TASK REQUIREMENTS: Find the lines of data that contain the string "嵌套循环", then list them.

SOURCE MATERIAL:

____________

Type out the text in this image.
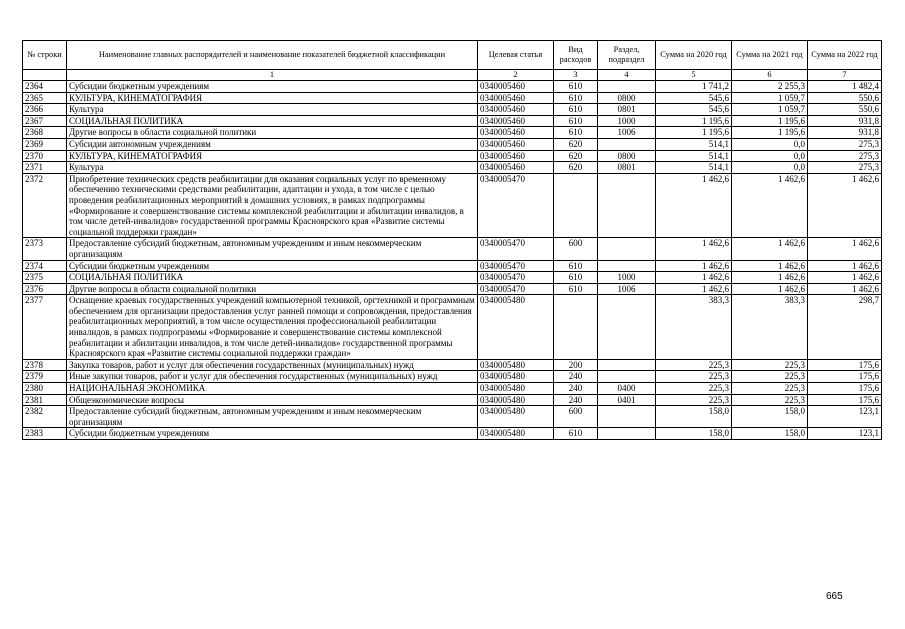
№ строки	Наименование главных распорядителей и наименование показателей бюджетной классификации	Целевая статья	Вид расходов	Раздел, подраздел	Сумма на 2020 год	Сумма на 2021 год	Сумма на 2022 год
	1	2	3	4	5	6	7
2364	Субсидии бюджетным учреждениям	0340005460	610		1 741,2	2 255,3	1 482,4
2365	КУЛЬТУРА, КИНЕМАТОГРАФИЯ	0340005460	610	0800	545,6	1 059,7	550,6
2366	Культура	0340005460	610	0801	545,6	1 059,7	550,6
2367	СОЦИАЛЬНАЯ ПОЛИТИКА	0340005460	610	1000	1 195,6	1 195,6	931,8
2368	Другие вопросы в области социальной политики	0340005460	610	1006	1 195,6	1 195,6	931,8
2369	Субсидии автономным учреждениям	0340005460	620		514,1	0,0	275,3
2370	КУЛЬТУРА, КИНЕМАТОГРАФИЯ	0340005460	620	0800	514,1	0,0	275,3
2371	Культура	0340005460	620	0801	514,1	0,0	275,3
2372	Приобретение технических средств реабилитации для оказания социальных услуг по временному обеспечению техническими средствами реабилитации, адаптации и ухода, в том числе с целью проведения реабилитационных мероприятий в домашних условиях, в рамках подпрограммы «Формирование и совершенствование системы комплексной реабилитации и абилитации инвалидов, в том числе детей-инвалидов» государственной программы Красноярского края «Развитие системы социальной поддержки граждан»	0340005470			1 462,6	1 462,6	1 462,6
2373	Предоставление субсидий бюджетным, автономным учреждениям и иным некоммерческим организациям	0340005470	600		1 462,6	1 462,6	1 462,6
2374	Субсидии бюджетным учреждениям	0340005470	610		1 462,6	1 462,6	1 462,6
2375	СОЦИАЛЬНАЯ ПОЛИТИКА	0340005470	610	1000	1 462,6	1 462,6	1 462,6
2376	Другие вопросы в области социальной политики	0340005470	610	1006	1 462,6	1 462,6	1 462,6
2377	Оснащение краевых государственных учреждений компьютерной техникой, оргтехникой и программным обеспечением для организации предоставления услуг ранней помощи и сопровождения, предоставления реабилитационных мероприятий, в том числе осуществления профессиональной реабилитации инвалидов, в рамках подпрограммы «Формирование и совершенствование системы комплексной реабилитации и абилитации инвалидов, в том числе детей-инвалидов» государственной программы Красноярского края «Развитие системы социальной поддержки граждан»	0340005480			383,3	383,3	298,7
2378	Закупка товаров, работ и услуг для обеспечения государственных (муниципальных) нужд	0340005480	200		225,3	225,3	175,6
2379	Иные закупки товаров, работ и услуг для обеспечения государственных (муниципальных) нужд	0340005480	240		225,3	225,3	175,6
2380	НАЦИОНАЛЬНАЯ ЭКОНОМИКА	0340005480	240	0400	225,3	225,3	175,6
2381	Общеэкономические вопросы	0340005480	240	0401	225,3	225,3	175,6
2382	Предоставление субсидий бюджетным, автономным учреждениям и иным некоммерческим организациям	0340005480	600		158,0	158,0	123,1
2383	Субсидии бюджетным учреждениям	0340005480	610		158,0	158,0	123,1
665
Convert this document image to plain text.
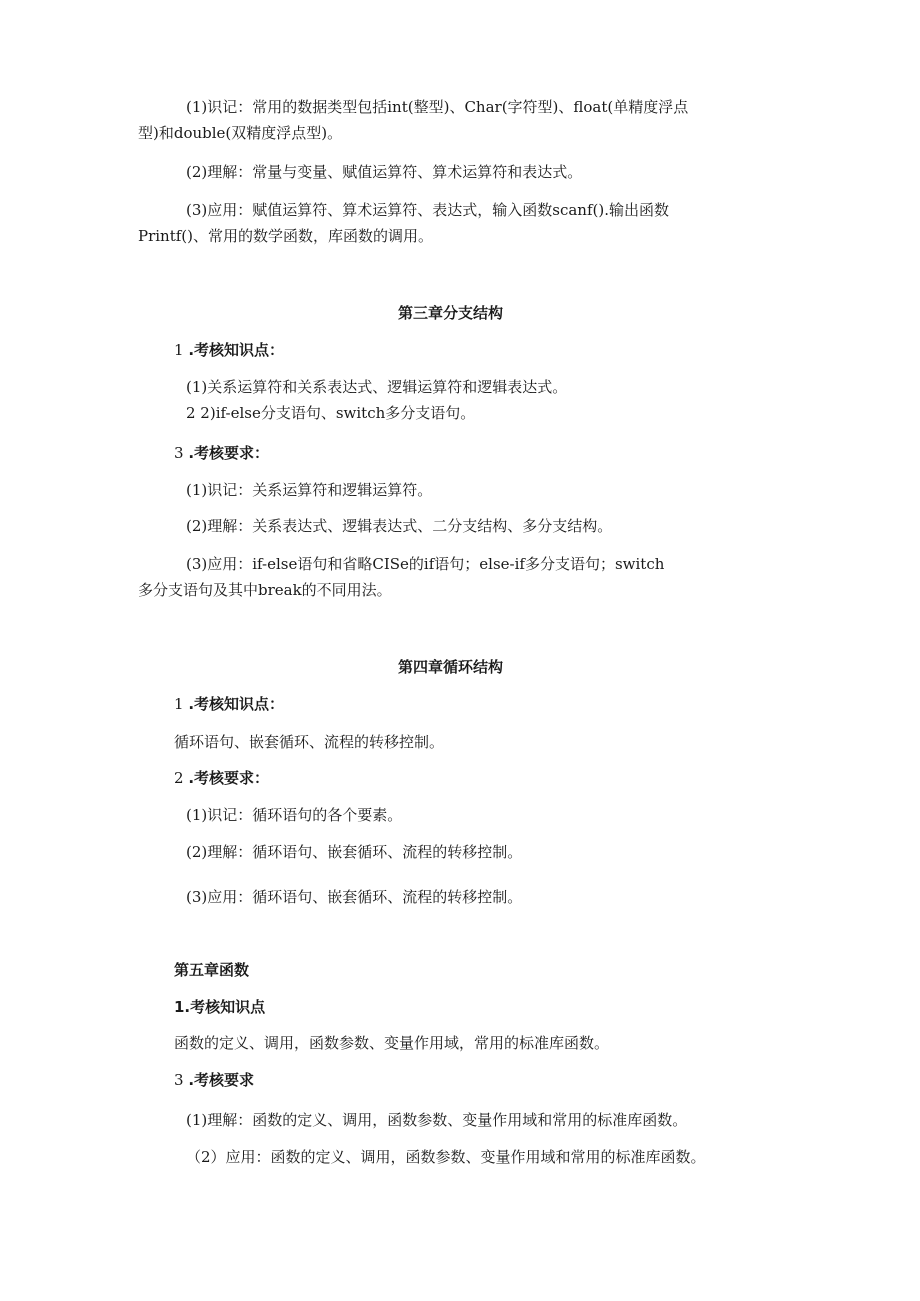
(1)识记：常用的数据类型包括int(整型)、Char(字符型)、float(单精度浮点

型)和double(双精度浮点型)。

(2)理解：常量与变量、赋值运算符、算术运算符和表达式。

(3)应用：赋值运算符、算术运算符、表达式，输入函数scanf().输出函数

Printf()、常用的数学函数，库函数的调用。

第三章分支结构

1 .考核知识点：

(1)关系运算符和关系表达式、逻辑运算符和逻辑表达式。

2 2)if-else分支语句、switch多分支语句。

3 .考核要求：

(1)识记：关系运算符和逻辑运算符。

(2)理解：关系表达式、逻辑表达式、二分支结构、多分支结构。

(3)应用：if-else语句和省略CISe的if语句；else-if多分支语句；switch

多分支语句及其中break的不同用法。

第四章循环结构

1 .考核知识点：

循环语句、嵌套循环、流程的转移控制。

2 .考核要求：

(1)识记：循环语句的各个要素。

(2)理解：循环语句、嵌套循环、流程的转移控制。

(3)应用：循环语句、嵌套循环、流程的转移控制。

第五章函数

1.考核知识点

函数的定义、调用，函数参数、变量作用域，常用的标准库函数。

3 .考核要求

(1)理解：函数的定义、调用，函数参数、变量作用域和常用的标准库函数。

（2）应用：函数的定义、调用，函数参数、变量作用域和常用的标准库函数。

____________

OUTPUT:
循环语句、嵌套循环、流程的转移控制。
(2)理解：循环语句、嵌套循环、流程的转移控制。
(3)应用：循环语句、嵌套循环、流程的转移控制。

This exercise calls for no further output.